**Exercise prompt**
Search the material and gather each line with "text" in it.
· · · · · · ·
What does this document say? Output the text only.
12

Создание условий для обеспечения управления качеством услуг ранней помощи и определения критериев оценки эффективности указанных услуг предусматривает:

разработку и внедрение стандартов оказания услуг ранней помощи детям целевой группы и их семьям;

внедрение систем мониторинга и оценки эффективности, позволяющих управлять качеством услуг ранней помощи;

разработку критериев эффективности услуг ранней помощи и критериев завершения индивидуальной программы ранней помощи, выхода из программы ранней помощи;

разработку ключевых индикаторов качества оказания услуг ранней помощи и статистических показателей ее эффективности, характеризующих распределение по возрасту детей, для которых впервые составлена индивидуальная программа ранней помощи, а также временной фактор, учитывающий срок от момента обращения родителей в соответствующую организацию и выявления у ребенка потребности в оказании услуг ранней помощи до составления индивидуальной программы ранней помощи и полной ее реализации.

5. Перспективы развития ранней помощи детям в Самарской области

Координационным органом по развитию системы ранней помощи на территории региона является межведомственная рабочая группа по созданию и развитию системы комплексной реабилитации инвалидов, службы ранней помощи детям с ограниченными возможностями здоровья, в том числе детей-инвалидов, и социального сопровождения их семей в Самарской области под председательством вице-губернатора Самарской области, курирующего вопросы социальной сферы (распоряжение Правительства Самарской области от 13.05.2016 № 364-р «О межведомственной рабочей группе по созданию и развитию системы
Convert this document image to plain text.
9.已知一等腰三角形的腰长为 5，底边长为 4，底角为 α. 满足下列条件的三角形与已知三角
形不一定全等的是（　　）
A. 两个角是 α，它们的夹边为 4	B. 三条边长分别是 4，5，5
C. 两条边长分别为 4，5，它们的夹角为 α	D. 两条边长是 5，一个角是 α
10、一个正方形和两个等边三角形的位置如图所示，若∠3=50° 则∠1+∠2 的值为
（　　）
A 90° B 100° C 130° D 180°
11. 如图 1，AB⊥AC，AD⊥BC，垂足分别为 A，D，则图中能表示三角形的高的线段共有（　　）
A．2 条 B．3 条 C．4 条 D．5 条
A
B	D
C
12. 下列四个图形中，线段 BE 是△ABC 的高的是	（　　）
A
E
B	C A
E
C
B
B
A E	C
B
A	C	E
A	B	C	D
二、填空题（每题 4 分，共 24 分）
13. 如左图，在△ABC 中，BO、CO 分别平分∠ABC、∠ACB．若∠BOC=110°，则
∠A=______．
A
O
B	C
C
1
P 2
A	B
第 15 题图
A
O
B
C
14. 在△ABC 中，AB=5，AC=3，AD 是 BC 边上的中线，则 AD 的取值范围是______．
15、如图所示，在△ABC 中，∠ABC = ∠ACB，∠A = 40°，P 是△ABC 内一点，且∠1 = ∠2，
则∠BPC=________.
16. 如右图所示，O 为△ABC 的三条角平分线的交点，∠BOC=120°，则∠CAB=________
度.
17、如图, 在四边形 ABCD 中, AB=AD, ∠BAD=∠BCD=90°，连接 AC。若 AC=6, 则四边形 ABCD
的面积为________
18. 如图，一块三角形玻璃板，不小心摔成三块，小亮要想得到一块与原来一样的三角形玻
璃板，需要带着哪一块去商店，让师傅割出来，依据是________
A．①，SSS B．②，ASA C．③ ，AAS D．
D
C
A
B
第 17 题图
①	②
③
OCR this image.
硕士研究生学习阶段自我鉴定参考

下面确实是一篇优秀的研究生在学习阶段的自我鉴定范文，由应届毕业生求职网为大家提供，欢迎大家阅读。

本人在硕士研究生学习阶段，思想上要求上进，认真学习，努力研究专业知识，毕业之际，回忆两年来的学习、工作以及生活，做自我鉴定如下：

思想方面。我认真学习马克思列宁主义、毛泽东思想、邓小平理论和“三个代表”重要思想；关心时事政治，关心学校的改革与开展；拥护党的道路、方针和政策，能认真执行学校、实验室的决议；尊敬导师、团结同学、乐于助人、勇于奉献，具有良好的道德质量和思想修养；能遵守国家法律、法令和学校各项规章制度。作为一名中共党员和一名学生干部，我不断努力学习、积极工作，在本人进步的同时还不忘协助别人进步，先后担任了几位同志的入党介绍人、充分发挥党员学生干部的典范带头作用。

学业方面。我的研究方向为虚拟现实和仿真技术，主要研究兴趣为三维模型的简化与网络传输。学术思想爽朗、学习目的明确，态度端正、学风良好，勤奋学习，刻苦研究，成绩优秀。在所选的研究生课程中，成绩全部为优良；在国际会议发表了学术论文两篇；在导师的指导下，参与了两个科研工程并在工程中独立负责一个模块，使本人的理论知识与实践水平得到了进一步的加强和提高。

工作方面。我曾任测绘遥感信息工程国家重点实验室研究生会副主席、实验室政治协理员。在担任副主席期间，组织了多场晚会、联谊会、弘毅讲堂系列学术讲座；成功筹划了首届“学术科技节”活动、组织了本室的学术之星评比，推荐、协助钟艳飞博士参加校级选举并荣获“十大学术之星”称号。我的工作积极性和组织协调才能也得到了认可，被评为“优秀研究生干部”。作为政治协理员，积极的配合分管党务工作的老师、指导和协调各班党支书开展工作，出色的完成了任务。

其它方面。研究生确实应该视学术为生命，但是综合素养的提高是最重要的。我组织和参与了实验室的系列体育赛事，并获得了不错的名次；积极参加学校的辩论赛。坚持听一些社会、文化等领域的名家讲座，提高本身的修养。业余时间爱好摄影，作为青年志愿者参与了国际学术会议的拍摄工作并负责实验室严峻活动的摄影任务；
· · · · · · ·
**Response to this exercise**
What does this document say? Output the text only.
Convert this document image to plain text.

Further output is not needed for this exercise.